(Extracts from a graphics dataset)
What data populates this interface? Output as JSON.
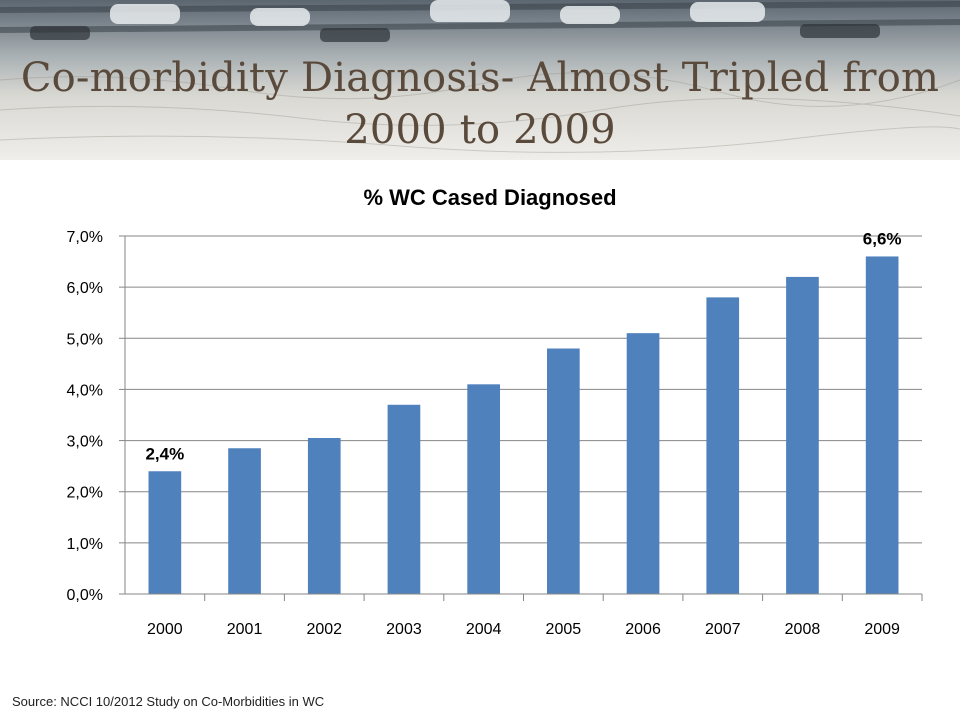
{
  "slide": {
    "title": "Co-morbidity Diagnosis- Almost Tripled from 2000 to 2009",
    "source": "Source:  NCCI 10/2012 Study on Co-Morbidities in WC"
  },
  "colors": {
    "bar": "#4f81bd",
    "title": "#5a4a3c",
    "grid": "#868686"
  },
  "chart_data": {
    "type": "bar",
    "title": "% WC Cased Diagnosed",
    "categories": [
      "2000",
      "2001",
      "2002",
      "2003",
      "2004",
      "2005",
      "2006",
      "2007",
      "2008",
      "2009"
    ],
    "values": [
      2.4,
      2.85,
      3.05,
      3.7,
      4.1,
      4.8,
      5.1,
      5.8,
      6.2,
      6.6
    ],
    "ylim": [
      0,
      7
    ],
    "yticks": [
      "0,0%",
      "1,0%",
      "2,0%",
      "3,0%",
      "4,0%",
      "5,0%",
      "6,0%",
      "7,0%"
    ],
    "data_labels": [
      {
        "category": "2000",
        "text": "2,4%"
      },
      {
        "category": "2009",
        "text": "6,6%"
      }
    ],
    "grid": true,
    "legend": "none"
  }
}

* * *

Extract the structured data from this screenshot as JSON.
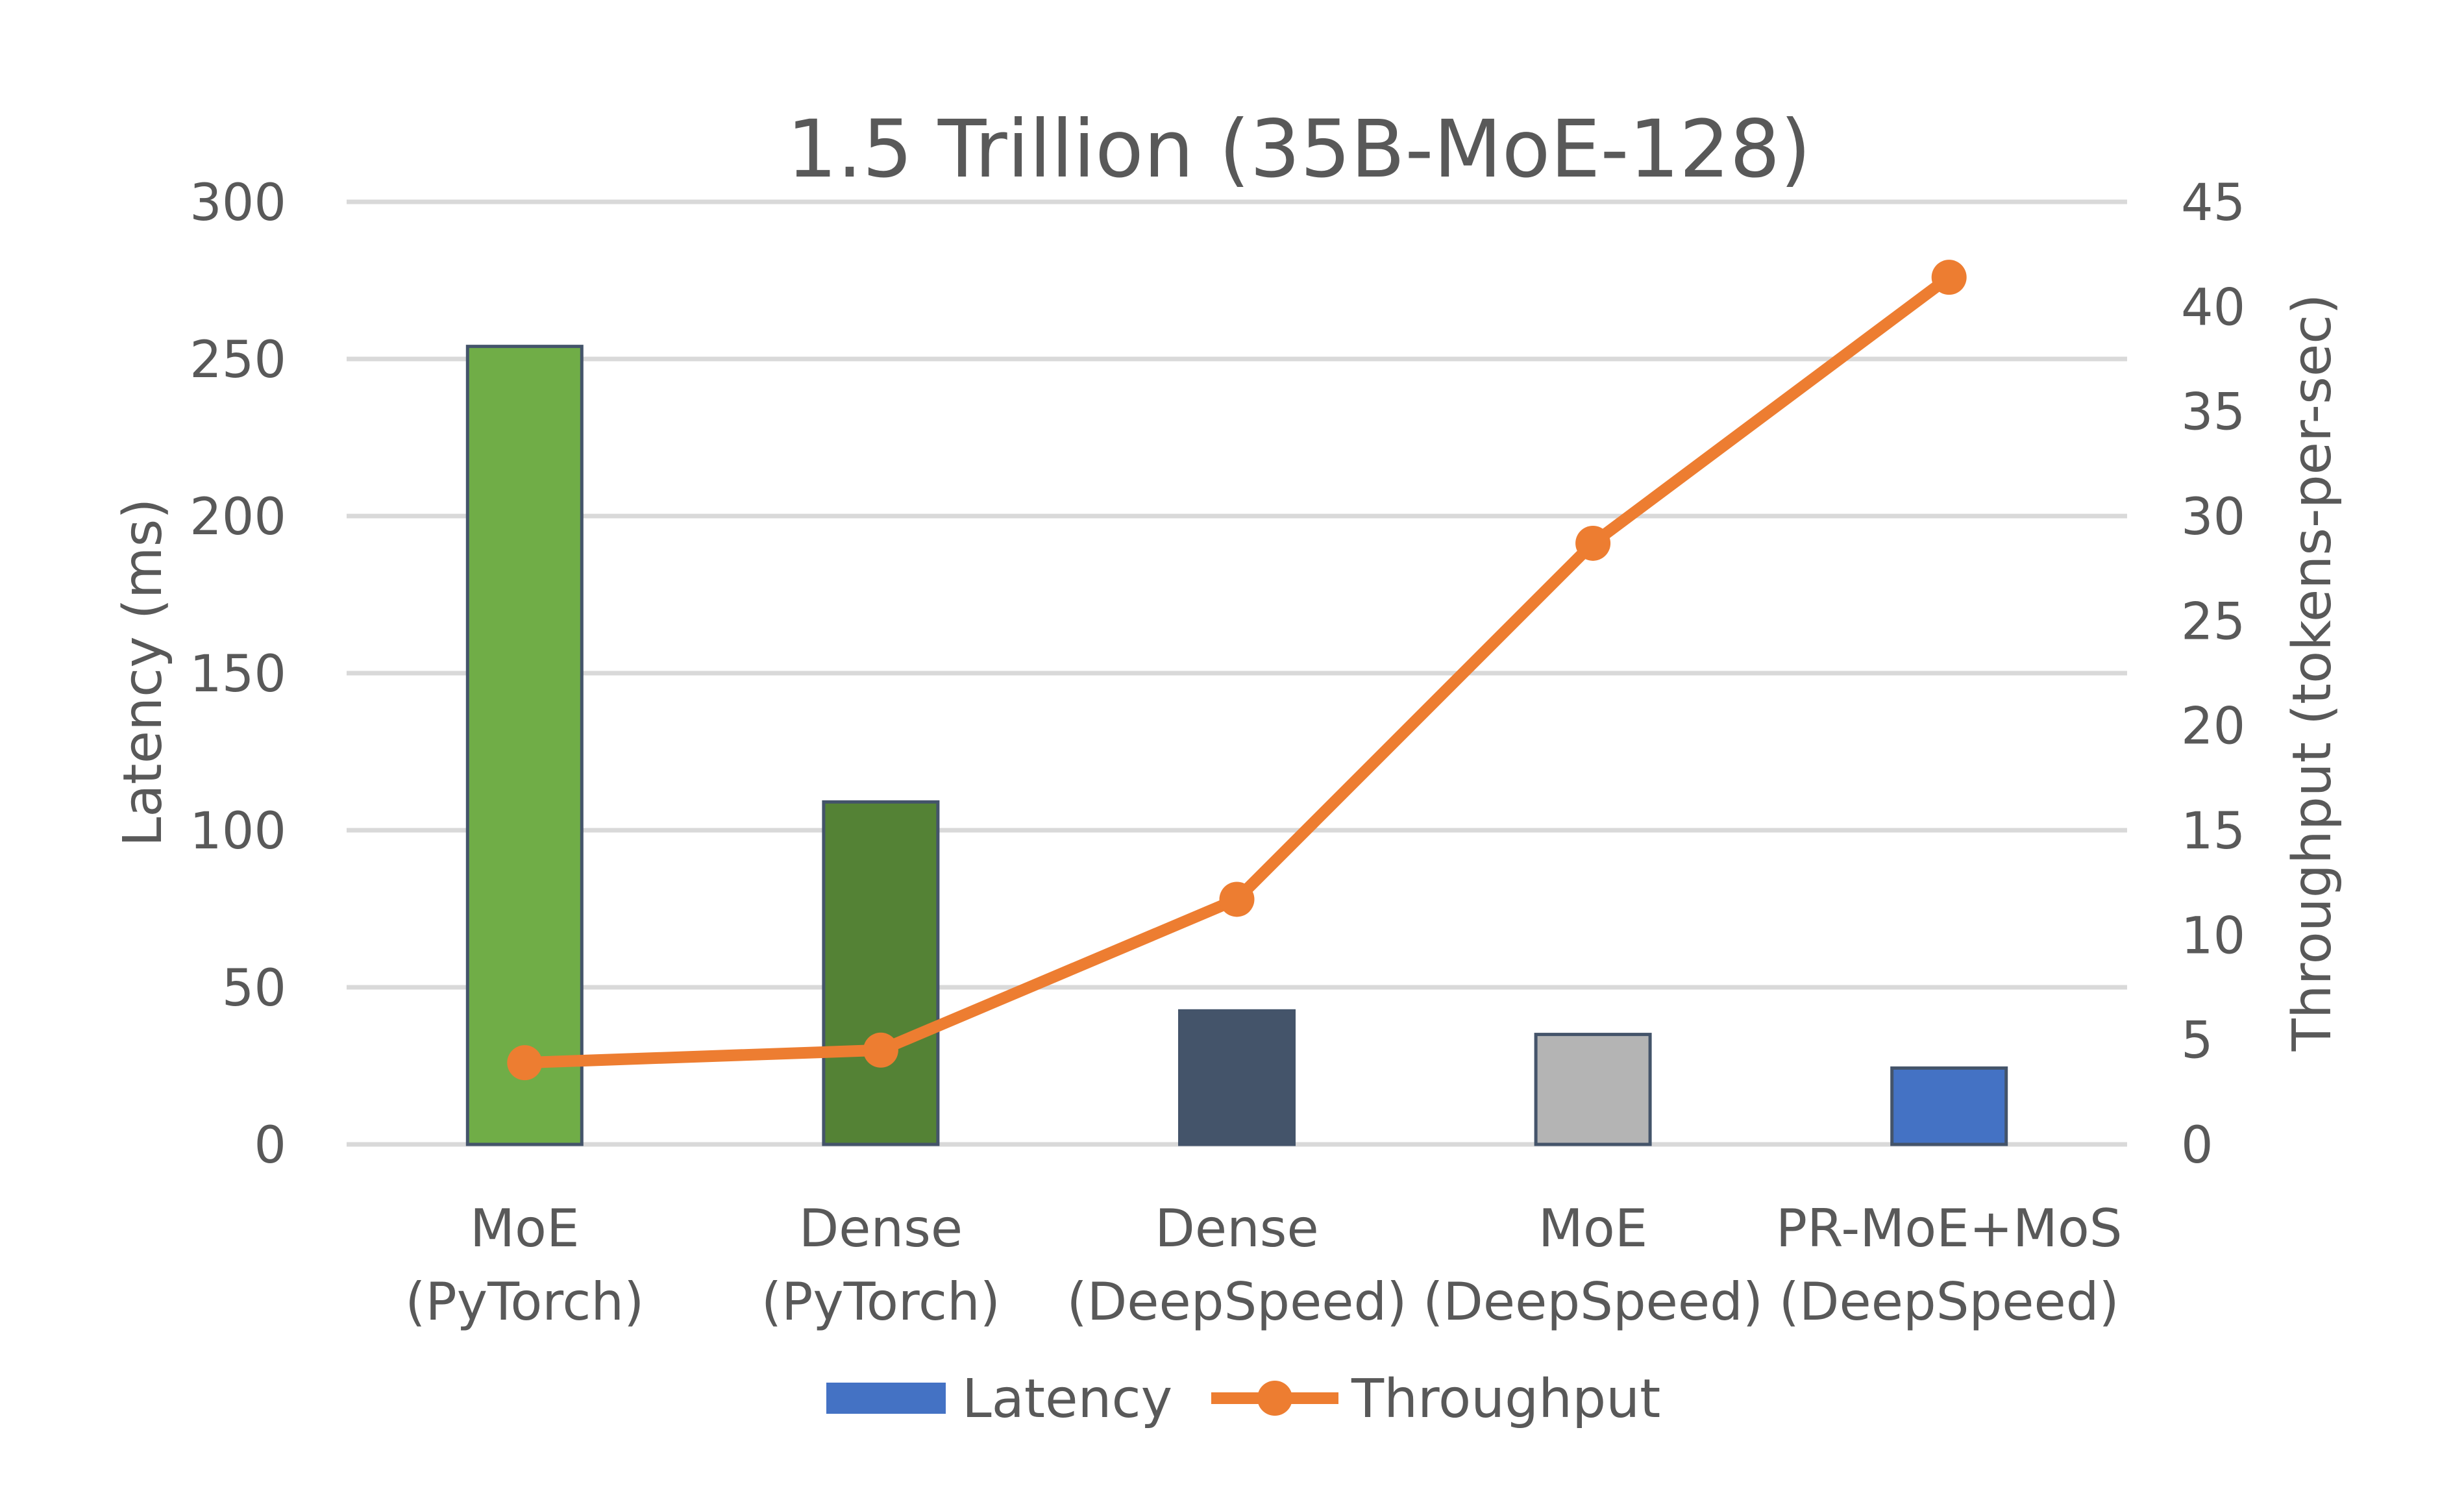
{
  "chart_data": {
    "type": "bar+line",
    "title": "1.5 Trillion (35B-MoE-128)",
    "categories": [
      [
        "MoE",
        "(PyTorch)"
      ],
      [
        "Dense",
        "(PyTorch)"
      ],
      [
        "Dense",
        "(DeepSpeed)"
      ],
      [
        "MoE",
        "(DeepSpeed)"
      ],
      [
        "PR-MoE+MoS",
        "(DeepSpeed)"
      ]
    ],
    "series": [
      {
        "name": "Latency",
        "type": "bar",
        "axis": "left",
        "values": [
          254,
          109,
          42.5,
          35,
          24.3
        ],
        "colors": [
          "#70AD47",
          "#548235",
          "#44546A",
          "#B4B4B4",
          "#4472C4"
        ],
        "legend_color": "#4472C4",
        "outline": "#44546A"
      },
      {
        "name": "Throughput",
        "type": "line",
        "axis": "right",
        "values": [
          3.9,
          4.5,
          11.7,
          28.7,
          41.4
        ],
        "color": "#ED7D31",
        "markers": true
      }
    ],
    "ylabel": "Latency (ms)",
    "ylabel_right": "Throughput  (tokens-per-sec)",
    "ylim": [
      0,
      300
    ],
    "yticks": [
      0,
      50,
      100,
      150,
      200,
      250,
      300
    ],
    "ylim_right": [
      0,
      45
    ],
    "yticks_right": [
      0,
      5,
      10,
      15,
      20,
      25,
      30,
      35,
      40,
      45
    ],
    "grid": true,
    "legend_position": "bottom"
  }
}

==

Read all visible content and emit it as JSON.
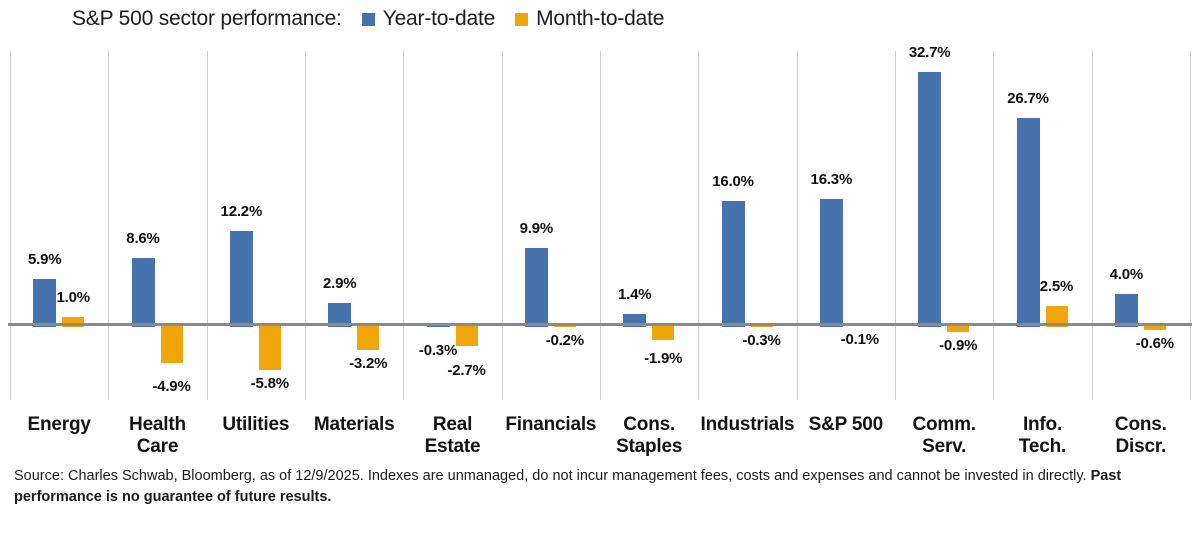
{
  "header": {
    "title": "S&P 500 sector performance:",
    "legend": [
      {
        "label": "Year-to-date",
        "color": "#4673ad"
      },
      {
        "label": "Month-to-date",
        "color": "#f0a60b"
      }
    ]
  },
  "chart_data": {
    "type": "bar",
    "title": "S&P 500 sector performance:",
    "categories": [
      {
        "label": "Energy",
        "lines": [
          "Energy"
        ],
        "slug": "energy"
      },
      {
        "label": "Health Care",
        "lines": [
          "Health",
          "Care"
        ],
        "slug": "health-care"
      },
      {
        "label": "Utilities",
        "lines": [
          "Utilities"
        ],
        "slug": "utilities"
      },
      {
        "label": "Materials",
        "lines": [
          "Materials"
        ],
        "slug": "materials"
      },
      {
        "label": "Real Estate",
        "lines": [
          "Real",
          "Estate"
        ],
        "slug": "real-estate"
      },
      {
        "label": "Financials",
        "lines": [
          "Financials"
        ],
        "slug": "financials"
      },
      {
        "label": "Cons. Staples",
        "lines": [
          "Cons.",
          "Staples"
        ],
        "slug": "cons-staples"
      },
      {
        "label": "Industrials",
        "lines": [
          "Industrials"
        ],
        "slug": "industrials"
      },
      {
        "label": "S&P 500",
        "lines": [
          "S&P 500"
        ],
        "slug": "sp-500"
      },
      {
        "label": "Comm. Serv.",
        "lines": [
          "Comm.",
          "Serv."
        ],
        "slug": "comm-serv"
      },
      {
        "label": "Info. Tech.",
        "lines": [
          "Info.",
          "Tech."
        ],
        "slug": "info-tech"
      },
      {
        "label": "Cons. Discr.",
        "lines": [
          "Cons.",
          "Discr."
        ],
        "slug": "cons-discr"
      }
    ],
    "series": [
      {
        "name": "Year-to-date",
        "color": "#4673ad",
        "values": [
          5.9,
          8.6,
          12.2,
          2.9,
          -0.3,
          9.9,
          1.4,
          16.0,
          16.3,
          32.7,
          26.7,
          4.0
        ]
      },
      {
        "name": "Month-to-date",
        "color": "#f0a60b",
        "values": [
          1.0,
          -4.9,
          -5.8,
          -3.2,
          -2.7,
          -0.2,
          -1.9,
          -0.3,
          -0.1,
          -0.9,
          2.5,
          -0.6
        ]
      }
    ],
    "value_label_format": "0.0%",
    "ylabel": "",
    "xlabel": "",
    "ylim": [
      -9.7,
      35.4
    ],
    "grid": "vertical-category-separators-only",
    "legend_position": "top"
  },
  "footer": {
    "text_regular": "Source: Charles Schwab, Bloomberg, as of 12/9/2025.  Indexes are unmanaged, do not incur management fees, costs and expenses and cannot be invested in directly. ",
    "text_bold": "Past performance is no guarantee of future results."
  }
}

_What is asked_
Which lines contain the word "type"? Return each of them.

_Correct answer_
    "type": "bar",
    "type": "bar+line",
        "type": "bar",
        "type": "line",
    "type": "bar",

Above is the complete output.